#### Information provided
_ _ _ _ _ _ _

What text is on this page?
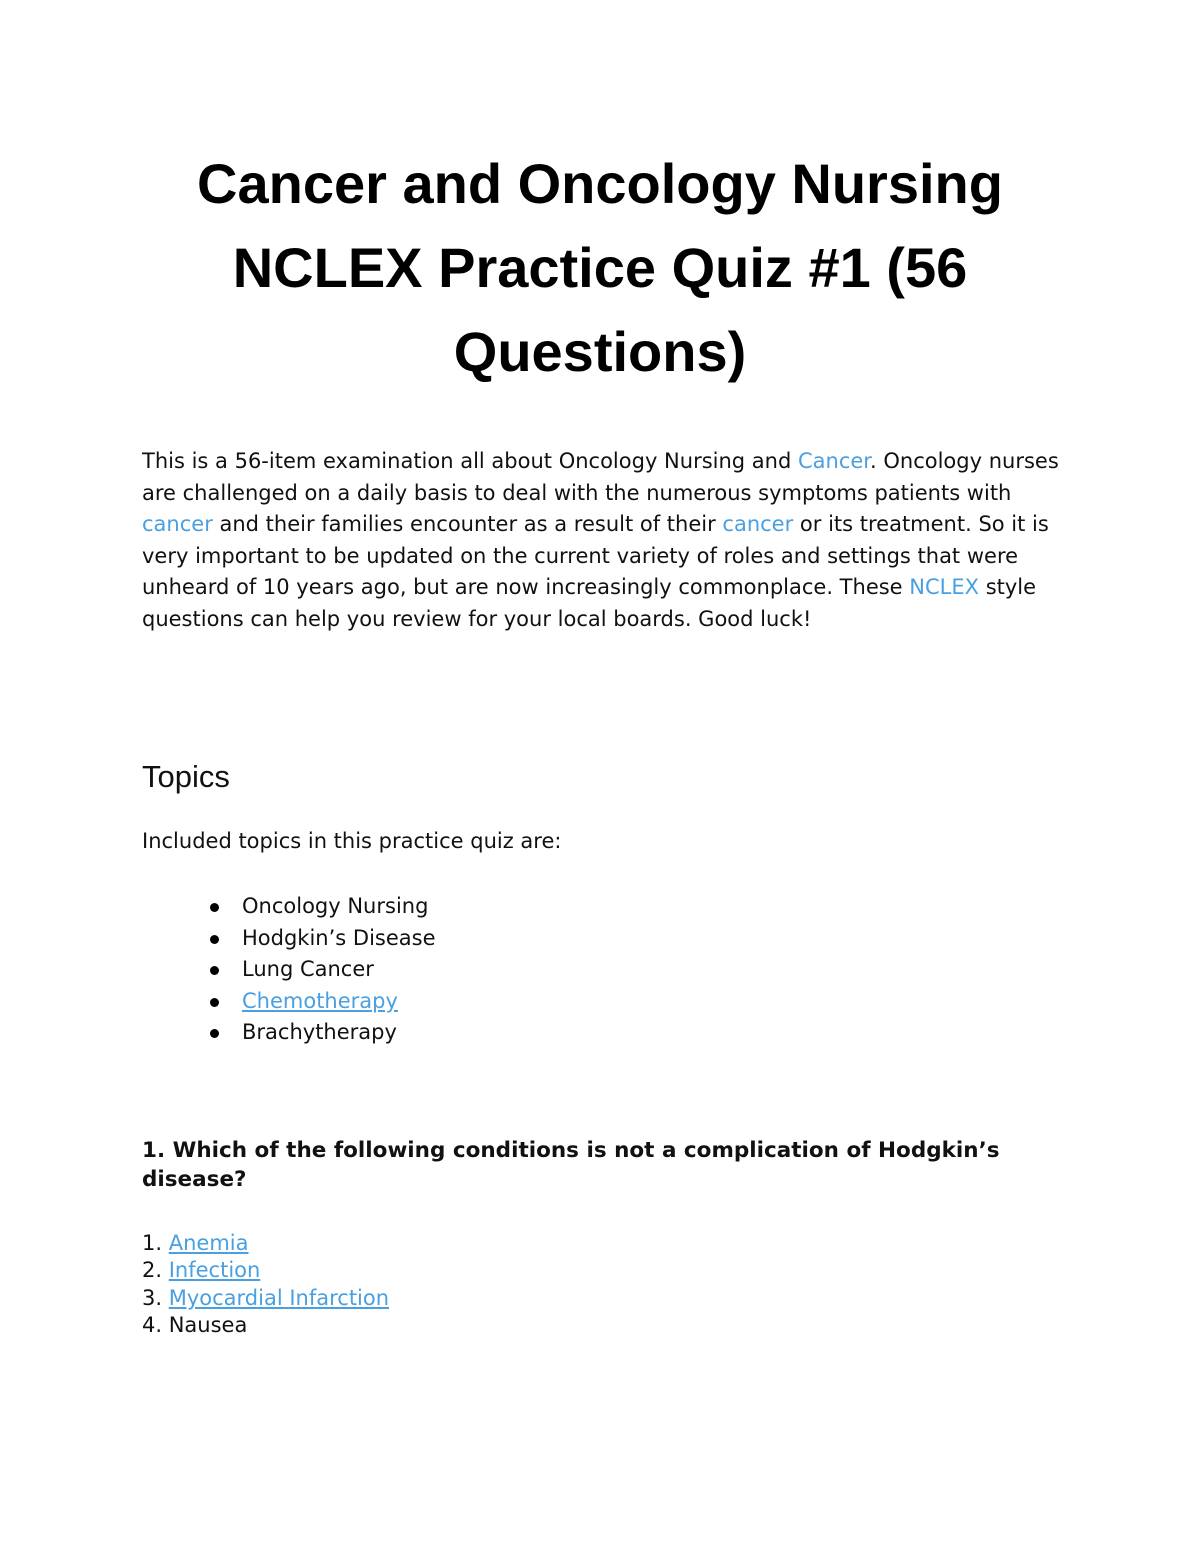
Cancer and Oncology Nursing
NCLEX Practice Quiz #1 (56
Questions)

This is a 56-item examination all about Oncology Nursing and Cancer. Oncology nurses are challenged on a daily basis to deal with the numerous symptoms patients with cancer and their families encounter as a result of their cancer or its treatment. So it is very important to be updated on the current variety of roles and settings that were unheard of 10 years ago, but are now increasingly commonplace. These NCLEX style questions can help you review for your local boards. Good luck!

Topics

Included topics in this practice quiz are:

Oncology Nursing
Hodgkin’s Disease
Lung Cancer
Chemotherapy
Brachytherapy

1. Which of the following conditions is not a complication of Hodgkin’s disease?

1. Anemia
2. Infection
3. Myocardial Infarction
4. Nausea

_ _ _ _ _ _ _

#### The task
Set the records down again exactly as given, and leave the pictures out.

#### Solution
What text is on this page?
Cancer and Oncology Nursing
NCLEX Practice Quiz #1 (56
Questions)

This is a 56-item examination all about Oncology Nursing and Cancer. Oncology nurses are challenged on a daily basis to deal with the numerous symptoms patients with cancer and their families encounter as a result of their cancer or its treatment. So it is very important to be updated on the current variety of roles and settings that were unheard of 10 years ago, but are now increasingly commonplace. These NCLEX style questions can help you review for your local boards. Good luck!

Topics

Included topics in this practice quiz are:

Oncology Nursing
Hodgkin’s Disease
Lung Cancer
Chemotherapy
Brachytherapy

1. Which of the following conditions is not a complication of Hodgkin’s disease?

1. Anemia
2. Infection
3. Myocardial Infarction
4. Nausea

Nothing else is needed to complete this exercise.